• Set task: Pull out every line from the listing that has the word "values".

• Source records:
------------------------------------------------

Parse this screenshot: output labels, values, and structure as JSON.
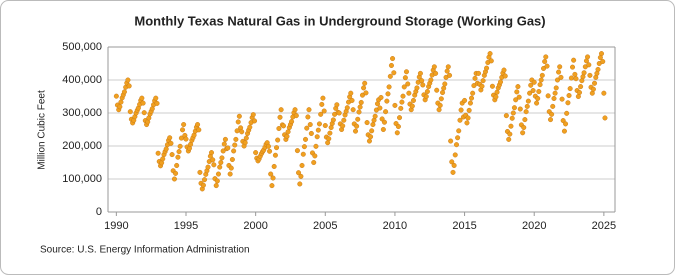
{
  "chart_data": {
    "type": "scatter",
    "title": "Monthly Texas Natural Gas in Underground Storage (Working Gas)",
    "y_label": "Million Cubic Feet",
    "source": "Source: U.S. Energy Information Administration",
    "xlim": [
      1989.4,
      2025.8
    ],
    "xticks": [
      1990,
      1995,
      2000,
      2005,
      2010,
      2015,
      2020,
      2025
    ],
    "ylim": [
      0,
      500000
    ],
    "yticks": [
      0,
      {
        "value": 100000,
        "label": "100,000"
      },
      {
        "value": 200000,
        "label": "200,000"
      },
      {
        "value": 300000,
        "label": "300,000"
      },
      {
        "value": 400000,
        "label": "400,000"
      },
      {
        "value": 500000,
        "label": "500,000"
      }
    ],
    "grid": true,
    "series": [
      {
        "color": "#f0a020",
        "x": [
          1990,
          1990.08,
          1990.17,
          1990.25,
          1990.33,
          1990.42,
          1990.5,
          1990.58,
          1990.67,
          1990.75,
          1990.83,
          1990.92,
          1991,
          1991.08,
          1991.17,
          1991.25,
          1991.33,
          1991.42,
          1991.5,
          1991.58,
          1991.67,
          1991.75,
          1991.83,
          1991.92,
          1992,
          1992.08,
          1992.17,
          1992.25,
          1992.33,
          1992.42,
          1992.5,
          1992.58,
          1992.67,
          1992.75,
          1992.83,
          1992.92,
          1993,
          1993.08,
          1993.17,
          1993.25,
          1993.33,
          1993.42,
          1993.5,
          1993.58,
          1993.67,
          1993.75,
          1993.83,
          1993.92,
          1994,
          1994.08,
          1994.17,
          1994.25,
          1994.33,
          1994.42,
          1994.5,
          1994.58,
          1994.67,
          1994.75,
          1994.83,
          1994.92,
          1995,
          1995.08,
          1995.17,
          1995.25,
          1995.33,
          1995.42,
          1995.5,
          1995.58,
          1995.67,
          1995.75,
          1995.83,
          1995.92,
          1996,
          1996.08,
          1996.17,
          1996.25,
          1996.33,
          1996.42,
          1996.5,
          1996.58,
          1996.67,
          1996.75,
          1996.83,
          1996.92,
          1997,
          1997.08,
          1997.17,
          1997.25,
          1997.33,
          1997.42,
          1997.5,
          1997.58,
          1997.67,
          1997.75,
          1997.83,
          1997.92,
          1998,
          1998.08,
          1998.17,
          1998.25,
          1998.33,
          1998.42,
          1998.5,
          1998.58,
          1998.67,
          1998.75,
          1998.83,
          1998.92,
          1999,
          1999.08,
          1999.17,
          1999.25,
          1999.33,
          1999.42,
          1999.5,
          1999.58,
          1999.67,
          1999.75,
          1999.83,
          1999.92,
          2000,
          2000.08,
          2000.17,
          2000.25,
          2000.33,
          2000.42,
          2000.5,
          2000.58,
          2000.67,
          2000.75,
          2000.83,
          2000.92,
          2001,
          2001.08,
          2001.17,
          2001.25,
          2001.33,
          2001.42,
          2001.5,
          2001.58,
          2001.67,
          2001.75,
          2001.83,
          2001.92,
          2002,
          2002.08,
          2002.17,
          2002.25,
          2002.33,
          2002.42,
          2002.5,
          2002.58,
          2002.67,
          2002.75,
          2002.83,
          2002.92,
          2003,
          2003.08,
          2003.17,
          2003.25,
          2003.33,
          2003.42,
          2003.5,
          2003.58,
          2003.67,
          2003.75,
          2003.83,
          2003.92,
          2004,
          2004.08,
          2004.17,
          2004.25,
          2004.33,
          2004.42,
          2004.5,
          2004.58,
          2004.67,
          2004.75,
          2004.83,
          2004.92,
          2005,
          2005.08,
          2005.17,
          2005.25,
          2005.33,
          2005.42,
          2005.5,
          2005.58,
          2005.67,
          2005.75,
          2005.83,
          2005.92,
          2006,
          2006.08,
          2006.17,
          2006.25,
          2006.33,
          2006.42,
          2006.5,
          2006.58,
          2006.67,
          2006.75,
          2006.83,
          2006.92,
          2007,
          2007.08,
          2007.17,
          2007.25,
          2007.33,
          2007.42,
          2007.5,
          2007.58,
          2007.67,
          2007.75,
          2007.83,
          2007.92,
          2008,
          2008.08,
          2008.17,
          2008.25,
          2008.33,
          2008.42,
          2008.5,
          2008.58,
          2008.67,
          2008.75,
          2008.83,
          2008.92,
          2009,
          2009.08,
          2009.17,
          2009.25,
          2009.33,
          2009.42,
          2009.5,
          2009.58,
          2009.67,
          2009.75,
          2009.83,
          2009.92,
          2010,
          2010.08,
          2010.17,
          2010.25,
          2010.33,
          2010.42,
          2010.5,
          2010.58,
          2010.67,
          2010.75,
          2010.83,
          2010.92,
          2011,
          2011.08,
          2011.17,
          2011.25,
          2011.33,
          2011.42,
          2011.5,
          2011.58,
          2011.67,
          2011.75,
          2011.83,
          2011.92,
          2012,
          2012.08,
          2012.17,
          2012.25,
          2012.33,
          2012.42,
          2012.5,
          2012.58,
          2012.67,
          2012.75,
          2012.83,
          2012.92,
          2013,
          2013.08,
          2013.17,
          2013.25,
          2013.33,
          2013.42,
          2013.5,
          2013.58,
          2013.67,
          2013.75,
          2013.83,
          2013.92,
          2014,
          2014.08,
          2014.17,
          2014.25,
          2014.33,
          2014.42,
          2014.5,
          2014.58,
          2014.67,
          2014.75,
          2014.83,
          2014.92,
          2015,
          2015.08,
          2015.17,
          2015.25,
          2015.33,
          2015.42,
          2015.5,
          2015.58,
          2015.67,
          2015.75,
          2015.83,
          2015.92,
          2016,
          2016.08,
          2016.17,
          2016.25,
          2016.33,
          2016.42,
          2016.5,
          2016.58,
          2016.67,
          2016.75,
          2016.83,
          2016.92,
          2017,
          2017.08,
          2017.17,
          2017.25,
          2017.33,
          2017.42,
          2017.5,
          2017.58,
          2017.67,
          2017.75,
          2017.83,
          2017.92,
          2018,
          2018.08,
          2018.17,
          2018.25,
          2018.33,
          2018.42,
          2018.5,
          2018.58,
          2018.67,
          2018.75,
          2018.83,
          2018.92,
          2019,
          2019.08,
          2019.17,
          2019.25,
          2019.33,
          2019.42,
          2019.5,
          2019.58,
          2019.67,
          2019.75,
          2019.83,
          2019.92,
          2020,
          2020.08,
          2020.17,
          2020.25,
          2020.33,
          2020.42,
          2020.5,
          2020.58,
          2020.67,
          2020.75,
          2020.83,
          2020.92,
          2021,
          2021.08,
          2021.17,
          2021.25,
          2021.33,
          2021.42,
          2021.5,
          2021.58,
          2021.67,
          2021.75,
          2021.83,
          2021.92,
          2022,
          2022.08,
          2022.17,
          2022.25,
          2022.33,
          2022.42,
          2022.5,
          2022.58,
          2022.67,
          2022.75,
          2022.83,
          2022.92,
          2023,
          2023.08,
          2023.17,
          2023.25,
          2023.33,
          2023.42,
          2023.5,
          2023.58,
          2023.67,
          2023.75,
          2023.83,
          2023.92,
          2024,
          2024.08,
          2024.17,
          2024.25,
          2024.33,
          2024.42,
          2024.5,
          2024.58,
          2024.67,
          2024.75,
          2024.83,
          2024.92,
          2025,
          2025.08
        ],
        "values": [
          351000,
          324000,
          310000,
          319000,
          333000,
          346000,
          355000,
          364000,
          378000,
          391000,
          400000,
          382000,
          304000,
          281000,
          270000,
          278000,
          289000,
          300000,
          308000,
          315000,
          326000,
          338000,
          345000,
          330000,
          301000,
          277000,
          265000,
          273000,
          285000,
          297000,
          305000,
          313000,
          325000,
          337000,
          345000,
          329000,
          178000,
          153000,
          140000,
          149000,
          161000,
          174000,
          183000,
          191000,
          204000,
          217000,
          225000,
          208000,
          174000,
          125000,
          100000,
          117000,
          141000,
          166000,
          183000,
          199000,
          224000,
          249000,
          265000,
          232000,
          221000,
          197000,
          185000,
          193000,
          205000,
          217000,
          225000,
          233000,
          245000,
          257000,
          265000,
          249000,
          120000,
          87000,
          70000,
          81000,
          98000,
          114000,
          125000,
          136000,
          153000,
          169000,
          180000,
          158000,
          143000,
          101000,
          80000,
          94000,
          115000,
          136000,
          150000,
          164000,
          185000,
          206000,
          220000,
          192000,
          194000,
          141000,
          115000,
          133000,
          159000,
          185000,
          203000,
          220000,
          246000,
          273000,
          290000,
          255000,
          243000,
          214000,
          200000,
          210000,
          224000,
          238000,
          248000,
          257000,
          271000,
          286000,
          295000,
          276000,
          180000,
          163000,
          155000,
          161000,
          169000,
          177000,
          183000,
          188000,
          196000,
          205000,
          210000,
          199000,
          184000,
          115000,
          80000,
          103000,
          138000,
          172000,
          195000,
          218000,
          253000,
          287000,
          310000,
          264000,
          261000,
          234000,
          220000,
          229000,
          243000,
          256000,
          265000,
          274000,
          288000,
          301000,
          310000,
          292000,
          186000,
          119000,
          85000,
          108000,
          141000,
          175000,
          198000,
          220000,
          254000,
          288000,
          310000,
          265000,
          238000,
          179000,
          150000,
          170000,
          199000,
          228000,
          248000,
          267000,
          296000,
          326000,
          345000,
          306000,
          262000,
          227000,
          210000,
          222000,
          239000,
          256000,
          268000,
          279000,
          296000,
          314000,
          325000,
          302000,
          300000,
          267000,
          250000,
          261000,
          278000,
          294000,
          305000,
          316000,
          333000,
          349000,
          360000,
          338000,
          310000,
          267000,
          245000,
          260000,
          281000,
          303000,
          318000,
          332000,
          354000,
          376000,
          390000,
          361000,
          271000,
          234000,
          215000,
          228000,
          246000,
          265000,
          278000,
          290000,
          309000,
          328000,
          340000,
          315000,
          347000,
          282000,
          250000,
          272000,
          304000,
          336000,
          358000,
          379000,
          411000,
          444000,
          465000,
          422000,
          323000,
          268000,
          240000,
          259000,
          286000,
          314000,
          333000,
          351000,
          379000,
          407000,
          425000,
          388000,
          360000,
          327000,
          310000,
          321000,
          338000,
          354000,
          365000,
          376000,
          393000,
          409000,
          420000,
          398000,
          385000,
          355000,
          340000,
          350000,
          365000,
          380000,
          390000,
          400000,
          415000,
          430000,
          440000,
          420000,
          369000,
          330000,
          310000,
          323000,
          343000,
          362000,
          375000,
          388000,
          408000,
          427000,
          440000,
          414000,
          215000,
          152000,
          120000,
          141000,
          173000,
          204000,
          225000,
          246000,
          278000,
          309000,
          330000,
          288000,
          338000,
          293000,
          270000,
          285000,
          308000,
          330000,
          345000,
          360000,
          383000,
          405000,
          420000,
          390000,
          420000,
          387000,
          370000,
          381000,
          398000,
          414000,
          425000,
          436000,
          453000,
          469000,
          480000,
          458000,
          381000,
          354000,
          340000,
          349000,
          363000,
          376000,
          385000,
          394000,
          408000,
          421000,
          430000,
          412000,
          292000,
          244000,
          220000,
          236000,
          260000,
          284000,
          300000,
          316000,
          340000,
          364000,
          380000,
          348000,
          312000,
          264000,
          240000,
          256000,
          280000,
          304000,
          320000,
          336000,
          360000,
          384000,
          400000,
          368000,
          393000,
          351000,
          330000,
          344000,
          365000,
          386000,
          400000,
          414000,
          435000,
          456000,
          470000,
          442000,
          352000,
          304000,
          280000,
          296000,
          320000,
          344000,
          360000,
          376000,
          400000,
          424000,
          440000,
          408000,
          342000,
          277000,
          245000,
          267000,
          299000,
          331000,
          353000,
          374000,
          406000,
          439000,
          460000,
          417000,
          404000,
          368000,
          350000,
          362000,
          380000,
          398000,
          410000,
          422000,
          440000,
          458000,
          470000,
          446000,
          414000,
          378000,
          360000,
          372000,
          390000,
          408000,
          420000,
          432000,
          450000,
          468000,
          480000,
          456000,
          360000,
          285000
        ]
      }
    ]
  }
}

------------------------------------------------

• Answer for the task:
Parse this screenshot: output labels, values, and structure as JSON.
        "values": [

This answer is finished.